### [Direction]
Going through the material below, please gather all lines with the word "activității" in them.

### [Input records]
★ ★ ★

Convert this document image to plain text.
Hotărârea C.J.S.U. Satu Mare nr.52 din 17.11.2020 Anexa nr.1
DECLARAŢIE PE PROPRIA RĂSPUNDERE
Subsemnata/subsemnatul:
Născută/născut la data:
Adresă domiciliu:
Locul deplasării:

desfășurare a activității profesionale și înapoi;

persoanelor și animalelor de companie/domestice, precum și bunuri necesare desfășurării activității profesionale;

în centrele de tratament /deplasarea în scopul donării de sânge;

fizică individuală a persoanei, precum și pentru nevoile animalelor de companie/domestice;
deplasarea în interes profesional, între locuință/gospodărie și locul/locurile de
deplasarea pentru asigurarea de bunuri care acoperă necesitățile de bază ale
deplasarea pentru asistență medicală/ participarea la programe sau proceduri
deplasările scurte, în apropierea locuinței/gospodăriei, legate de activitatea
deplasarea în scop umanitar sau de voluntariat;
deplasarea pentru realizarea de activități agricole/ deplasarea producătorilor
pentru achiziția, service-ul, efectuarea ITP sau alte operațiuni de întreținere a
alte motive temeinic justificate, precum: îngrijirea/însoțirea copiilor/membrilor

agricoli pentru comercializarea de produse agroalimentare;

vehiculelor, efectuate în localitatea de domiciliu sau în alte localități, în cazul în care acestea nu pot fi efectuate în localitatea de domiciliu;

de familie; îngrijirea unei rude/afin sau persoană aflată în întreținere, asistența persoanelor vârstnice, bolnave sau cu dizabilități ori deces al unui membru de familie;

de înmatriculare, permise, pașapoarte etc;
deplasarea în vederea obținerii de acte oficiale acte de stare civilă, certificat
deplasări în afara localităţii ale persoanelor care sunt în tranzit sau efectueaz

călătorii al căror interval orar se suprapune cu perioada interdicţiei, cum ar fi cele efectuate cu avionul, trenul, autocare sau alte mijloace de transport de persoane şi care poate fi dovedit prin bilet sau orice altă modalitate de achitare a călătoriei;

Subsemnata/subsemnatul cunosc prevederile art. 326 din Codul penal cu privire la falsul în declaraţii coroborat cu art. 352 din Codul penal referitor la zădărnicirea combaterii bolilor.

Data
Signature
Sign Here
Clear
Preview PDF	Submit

★ ★ ★

### [Exercise output]
desfășurare a activității profesionale și înapoi;
persoanelor și animalelor de companie/domestice, precum și bunuri necesare desfășurării activității profesionale;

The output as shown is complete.